▶ _ROWS_:
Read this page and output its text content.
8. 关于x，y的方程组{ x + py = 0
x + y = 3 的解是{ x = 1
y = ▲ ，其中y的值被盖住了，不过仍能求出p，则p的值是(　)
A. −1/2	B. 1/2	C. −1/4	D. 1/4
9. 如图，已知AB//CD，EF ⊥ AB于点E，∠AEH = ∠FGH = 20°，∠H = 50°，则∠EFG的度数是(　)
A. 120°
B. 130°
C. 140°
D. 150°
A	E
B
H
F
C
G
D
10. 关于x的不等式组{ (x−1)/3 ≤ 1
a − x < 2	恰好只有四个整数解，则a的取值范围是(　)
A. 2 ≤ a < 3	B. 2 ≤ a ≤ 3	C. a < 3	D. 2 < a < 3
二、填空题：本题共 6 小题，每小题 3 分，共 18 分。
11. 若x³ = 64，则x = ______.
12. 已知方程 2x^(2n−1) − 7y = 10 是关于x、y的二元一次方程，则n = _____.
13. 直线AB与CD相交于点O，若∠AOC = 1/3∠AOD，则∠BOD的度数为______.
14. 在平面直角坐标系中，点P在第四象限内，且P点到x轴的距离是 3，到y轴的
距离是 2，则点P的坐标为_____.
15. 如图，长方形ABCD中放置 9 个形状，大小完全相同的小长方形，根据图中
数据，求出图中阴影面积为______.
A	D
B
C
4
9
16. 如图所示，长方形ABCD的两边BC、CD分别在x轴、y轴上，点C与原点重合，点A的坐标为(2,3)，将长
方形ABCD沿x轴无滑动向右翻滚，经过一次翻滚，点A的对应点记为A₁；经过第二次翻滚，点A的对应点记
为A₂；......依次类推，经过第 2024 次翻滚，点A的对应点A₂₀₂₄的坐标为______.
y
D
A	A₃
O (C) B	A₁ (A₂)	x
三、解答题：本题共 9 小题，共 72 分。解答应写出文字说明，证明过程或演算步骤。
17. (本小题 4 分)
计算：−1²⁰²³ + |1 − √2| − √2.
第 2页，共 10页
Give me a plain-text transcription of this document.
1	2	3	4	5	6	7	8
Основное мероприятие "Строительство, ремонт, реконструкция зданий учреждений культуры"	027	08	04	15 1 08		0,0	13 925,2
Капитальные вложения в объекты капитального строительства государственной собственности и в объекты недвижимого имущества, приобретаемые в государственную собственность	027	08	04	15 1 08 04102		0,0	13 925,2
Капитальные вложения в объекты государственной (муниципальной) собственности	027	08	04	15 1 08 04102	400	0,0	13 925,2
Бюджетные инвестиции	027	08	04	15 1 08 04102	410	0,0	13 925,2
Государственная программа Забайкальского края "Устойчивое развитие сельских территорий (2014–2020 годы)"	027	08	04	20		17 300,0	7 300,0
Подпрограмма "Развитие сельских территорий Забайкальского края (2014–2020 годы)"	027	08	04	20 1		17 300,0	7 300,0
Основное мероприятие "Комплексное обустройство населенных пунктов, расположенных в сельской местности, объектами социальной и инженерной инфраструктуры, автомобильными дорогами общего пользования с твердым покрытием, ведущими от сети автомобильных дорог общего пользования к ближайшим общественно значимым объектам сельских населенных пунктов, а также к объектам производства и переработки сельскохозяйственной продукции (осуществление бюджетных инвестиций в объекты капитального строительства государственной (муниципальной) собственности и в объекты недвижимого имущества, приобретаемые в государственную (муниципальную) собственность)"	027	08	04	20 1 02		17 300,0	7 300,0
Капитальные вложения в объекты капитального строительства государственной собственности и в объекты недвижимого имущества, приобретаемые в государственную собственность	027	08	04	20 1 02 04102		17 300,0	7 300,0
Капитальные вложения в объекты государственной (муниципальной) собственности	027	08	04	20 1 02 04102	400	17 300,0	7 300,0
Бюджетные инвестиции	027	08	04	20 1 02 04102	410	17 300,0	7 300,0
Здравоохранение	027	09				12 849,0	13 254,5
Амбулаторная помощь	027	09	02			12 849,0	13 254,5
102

▶ _WRITTEN REQUEST_: Set out the complete listing exactly as shown.

▶ _WRITTEN RESPONSE_:
Read this page and output its text content.
8. 关于x，y的方程组{ x + py = 0
x + y = 3 的解是{ x = 1
y = ▲ ，其中y的值被盖住了，不过仍能求出p，则p的值是(　)
A. −1/2	B. 1/2	C. −1/4	D. 1/4
9. 如图，已知AB//CD，EF ⊥ AB于点E，∠AEH = ∠FGH = 20°，∠H = 50°，则∠EFG的度数是(　)
A. 120°
B. 130°
C. 140°
D. 150°
A	E
B
H
F
C
G
D
10. 关于x的不等式组{ (x−1)/3 ≤ 1
a − x < 2	恰好只有四个整数解，则a的取值范围是(　)
A. 2 ≤ a < 3	B. 2 ≤ a ≤ 3	C. a < 3	D. 2 < a < 3
二、填空题：本题共 6 小题，每小题 3 分，共 18 分。
11. 若x³ = 64，则x = ______.
12. 已知方程 2x^(2n−1) − 7y = 10 是关于x、y的二元一次方程，则n = _____.
13. 直线AB与CD相交于点O，若∠AOC = 1/3∠AOD，则∠BOD的度数为______.
14. 在平面直角坐标系中，点P在第四象限内，且P点到x轴的距离是 3，到y轴的
距离是 2，则点P的坐标为_____.
15. 如图，长方形ABCD中放置 9 个形状，大小完全相同的小长方形，根据图中
数据，求出图中阴影面积为______.
A	D
B
C
4
9
16. 如图所示，长方形ABCD的两边BC、CD分别在x轴、y轴上，点C与原点重合，点A的坐标为(2,3)，将长
方形ABCD沿x轴无滑动向右翻滚，经过一次翻滚，点A的对应点记为A₁；经过第二次翻滚，点A的对应点记
为A₂；......依次类推，经过第 2024 次翻滚，点A的对应点A₂₀₂₄的坐标为______.
y
D
A	A₃
O (C) B	A₁ (A₂)	x
三、解答题：本题共 9 小题，共 72 分。解答应写出文字说明，证明过程或演算步骤。
17. (本小题 4 分)
计算：−1²⁰²³ + |1 − √2| − √2.
第 2页，共 10页
Give me a plain-text transcription of this document.
1	2	3	4	5	6	7	8
Основное мероприятие "Строительство, ремонт, реконструкция зданий учреждений культуры"	027	08	04	15 1 08		0,0	13 925,2
Капитальные вложения в объекты капитального строительства государственной собственности и в объекты недвижимого имущества, приобретаемые в государственную собственность	027	08	04	15 1 08 04102		0,0	13 925,2
Капитальные вложения в объекты государственной (муниципальной) собственности	027	08	04	15 1 08 04102	400	0,0	13 925,2
Бюджетные инвестиции	027	08	04	15 1 08 04102	410	0,0	13 925,2
Государственная программа Забайкальского края "Устойчивое развитие сельских территорий (2014–2020 годы)"	027	08	04	20		17 300,0	7 300,0
Подпрограмма "Развитие сельских территорий Забайкальского края (2014–2020 годы)"	027	08	04	20 1		17 300,0	7 300,0
Основное мероприятие "Комплексное обустройство населенных пунктов, расположенных в сельской местности, объектами социальной и инженерной инфраструктуры, автомобильными дорогами общего пользования с твердым покрытием, ведущими от сети автомобильных дорог общего пользования к ближайшим общественно значимым объектам сельских населенных пунктов, а также к объектам производства и переработки сельскохозяйственной продукции (осуществление бюджетных инвестиций в объекты капитального строительства государственной (муниципальной) собственности и в объекты недвижимого имущества, приобретаемые в государственную (муниципальную) собственность)"	027	08	04	20 1 02		17 300,0	7 300,0
Капитальные вложения в объекты капитального строительства государственной собственности и в объекты недвижимого имущества, приобретаемые в государственную собственность	027	08	04	20 1 02 04102		17 300,0	7 300,0
Капитальные вложения в объекты государственной (муниципальной) собственности	027	08	04	20 1 02 04102	400	17 300,0	7 300,0
Бюджетные инвестиции	027	08	04	20 1 02 04102	410	17 300,0	7 300,0
Здравоохранение	027	09				12 849,0	13 254,5
Амбулаторная помощь	027	09	02			12 849,0	13 254,5
102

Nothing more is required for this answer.